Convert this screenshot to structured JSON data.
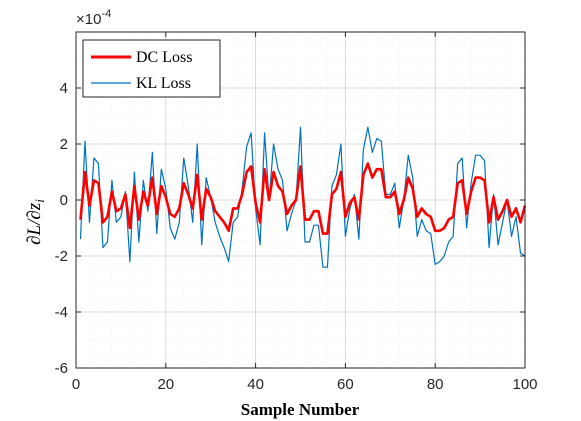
{
  "chart_data": {
    "type": "line",
    "xlabel": "Sample Number",
    "ylabel": "∂L/∂z",
    "ylabel_sub": "i",
    "xlim": [
      0,
      100
    ],
    "ylim": [
      -6,
      6
    ],
    "xticks": [
      0,
      20,
      40,
      60,
      80,
      100
    ],
    "yticks": [
      -6,
      -4,
      -2,
      0,
      2,
      4
    ],
    "xtick_labels": [
      "0",
      "20",
      "40",
      "60",
      "80",
      "100"
    ],
    "ytick_labels": [
      "-6",
      "-4",
      "-2",
      "0",
      "2",
      "4"
    ],
    "y_multiplier_base": "×10",
    "y_multiplier_exp": "-4",
    "grid": true,
    "minor_grid": true,
    "legend_position": "top-left",
    "colors": {
      "dc": "#ff0000",
      "kl": "#0072bd"
    },
    "series": [
      {
        "name": "DC Loss",
        "values": [
          -0.7,
          1.0,
          -0.2,
          0.7,
          0.6,
          -0.8,
          -0.6,
          0.3,
          -0.4,
          -0.3,
          0.2,
          -1.0,
          0.5,
          -0.7,
          0.3,
          -0.2,
          0.8,
          -0.5,
          0.5,
          0.1,
          -0.5,
          -0.6,
          -0.3,
          0.6,
          0.2,
          -0.3,
          0.9,
          -0.7,
          0.4,
          0.1,
          -0.4,
          -0.6,
          -0.8,
          -1.1,
          -0.3,
          -0.3,
          0.2,
          1.0,
          1.2,
          -0.1,
          -0.8,
          1.1,
          0.0,
          1.0,
          0.5,
          0.3,
          -0.5,
          -0.2,
          0.0,
          1.2,
          -0.7,
          -0.7,
          -0.4,
          -0.4,
          -1.2,
          -1.2,
          0.2,
          0.4,
          1.0,
          -0.6,
          -0.1,
          0.1,
          -0.7,
          0.9,
          1.3,
          0.8,
          1.1,
          1.1,
          0.1,
          0.1,
          0.3,
          -0.5,
          0.0,
          0.8,
          0.4,
          -0.6,
          -0.3,
          -0.5,
          -0.6,
          -1.1,
          -1.1,
          -1.0,
          -0.7,
          -0.6,
          0.6,
          0.7,
          -0.5,
          0.3,
          0.8,
          0.8,
          0.7,
          -0.8,
          0.1,
          -0.7,
          -0.4,
          0.0,
          -0.6,
          -0.3,
          -0.8,
          -0.2
        ]
      },
      {
        "name": "KL Loss",
        "values": [
          -1.4,
          2.1,
          -0.8,
          1.5,
          1.3,
          -1.7,
          -1.5,
          0.7,
          -0.8,
          -0.6,
          0.3,
          -2.2,
          1.0,
          -1.5,
          0.7,
          -0.4,
          1.7,
          -1.2,
          1.1,
          0.4,
          -1.0,
          -1.4,
          -0.8,
          1.5,
          0.5,
          -0.8,
          2.0,
          -1.6,
          0.8,
          0.1,
          -0.8,
          -1.3,
          -1.7,
          -2.2,
          -0.8,
          -0.6,
          0.4,
          1.9,
          2.4,
          -0.3,
          -1.6,
          2.4,
          0.0,
          2.0,
          1.1,
          0.7,
          -1.1,
          -0.5,
          0.0,
          2.6,
          -1.5,
          -1.5,
          -0.9,
          -0.9,
          -2.4,
          -2.4,
          0.5,
          0.9,
          2.0,
          -1.3,
          -0.3,
          0.2,
          -1.4,
          1.8,
          2.6,
          1.7,
          2.2,
          2.1,
          0.2,
          0.2,
          0.6,
          -1.0,
          0.0,
          1.6,
          0.8,
          -1.3,
          -0.7,
          -1.1,
          -1.2,
          -2.3,
          -2.2,
          -2.0,
          -1.5,
          -1.3,
          1.3,
          1.5,
          -1.0,
          0.6,
          1.6,
          1.6,
          1.4,
          -1.7,
          0.2,
          -1.6,
          -0.8,
          0.0,
          -1.3,
          -0.6,
          -1.9,
          -2.0
        ]
      }
    ]
  }
}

Work to do:
Restate the whole listing above exactly, except for its images.

Solution for this problem:
Convert this screenshot to structured JSON data.
{
  "chart_data": {
    "type": "line",
    "xlabel": "Sample Number",
    "ylabel": "∂L/∂z",
    "ylabel_sub": "i",
    "xlim": [
      0,
      100
    ],
    "ylim": [
      -6,
      6
    ],
    "xticks": [
      0,
      20,
      40,
      60,
      80,
      100
    ],
    "yticks": [
      -6,
      -4,
      -2,
      0,
      2,
      4
    ],
    "xtick_labels": [
      "0",
      "20",
      "40",
      "60",
      "80",
      "100"
    ],
    "ytick_labels": [
      "-6",
      "-4",
      "-2",
      "0",
      "2",
      "4"
    ],
    "y_multiplier_base": "×10",
    "y_multiplier_exp": "-4",
    "grid": true,
    "minor_grid": true,
    "legend_position": "top-left",
    "colors": {
      "dc": "#ff0000",
      "kl": "#0072bd"
    },
    "series": [
      {
        "name": "DC Loss",
        "values": [
          -0.7,
          1.0,
          -0.2,
          0.7,
          0.6,
          -0.8,
          -0.6,
          0.3,
          -0.4,
          -0.3,
          0.2,
          -1.0,
          0.5,
          -0.7,
          0.3,
          -0.2,
          0.8,
          -0.5,
          0.5,
          0.1,
          -0.5,
          -0.6,
          -0.3,
          0.6,
          0.2,
          -0.3,
          0.9,
          -0.7,
          0.4,
          0.1,
          -0.4,
          -0.6,
          -0.8,
          -1.1,
          -0.3,
          -0.3,
          0.2,
          1.0,
          1.2,
          -0.1,
          -0.8,
          1.1,
          0.0,
          1.0,
          0.5,
          0.3,
          -0.5,
          -0.2,
          0.0,
          1.2,
          -0.7,
          -0.7,
          -0.4,
          -0.4,
          -1.2,
          -1.2,
          0.2,
          0.4,
          1.0,
          -0.6,
          -0.1,
          0.1,
          -0.7,
          0.9,
          1.3,
          0.8,
          1.1,
          1.1,
          0.1,
          0.1,
          0.3,
          -0.5,
          0.0,
          0.8,
          0.4,
          -0.6,
          -0.3,
          -0.5,
          -0.6,
          -1.1,
          -1.1,
          -1.0,
          -0.7,
          -0.6,
          0.6,
          0.7,
          -0.5,
          0.3,
          0.8,
          0.8,
          0.7,
          -0.8,
          0.1,
          -0.7,
          -0.4,
          0.0,
          -0.6,
          -0.3,
          -0.8,
          -0.2
        ]
      },
      {
        "name": "KL Loss",
        "values": [
          -1.4,
          2.1,
          -0.8,
          1.5,
          1.3,
          -1.7,
          -1.5,
          0.7,
          -0.8,
          -0.6,
          0.3,
          -2.2,
          1.0,
          -1.5,
          0.7,
          -0.4,
          1.7,
          -1.2,
          1.1,
          0.4,
          -1.0,
          -1.4,
          -0.8,
          1.5,
          0.5,
          -0.8,
          2.0,
          -1.6,
          0.8,
          0.1,
          -0.8,
          -1.3,
          -1.7,
          -2.2,
          -0.8,
          -0.6,
          0.4,
          1.9,
          2.4,
          -0.3,
          -1.6,
          2.4,
          0.0,
          2.0,
          1.1,
          0.7,
          -1.1,
          -0.5,
          0.0,
          2.6,
          -1.5,
          -1.5,
          -0.9,
          -0.9,
          -2.4,
          -2.4,
          0.5,
          0.9,
          2.0,
          -1.3,
          -0.3,
          0.2,
          -1.4,
          1.8,
          2.6,
          1.7,
          2.2,
          2.1,
          0.2,
          0.2,
          0.6,
          -1.0,
          0.0,
          1.6,
          0.8,
          -1.3,
          -0.7,
          -1.1,
          -1.2,
          -2.3,
          -2.2,
          -2.0,
          -1.5,
          -1.3,
          1.3,
          1.5,
          -1.0,
          0.6,
          1.6,
          1.6,
          1.4,
          -1.7,
          0.2,
          -1.6,
          -0.8,
          0.0,
          -1.3,
          -0.6,
          -1.9,
          -2.0
        ]
      }
    ]
  }
}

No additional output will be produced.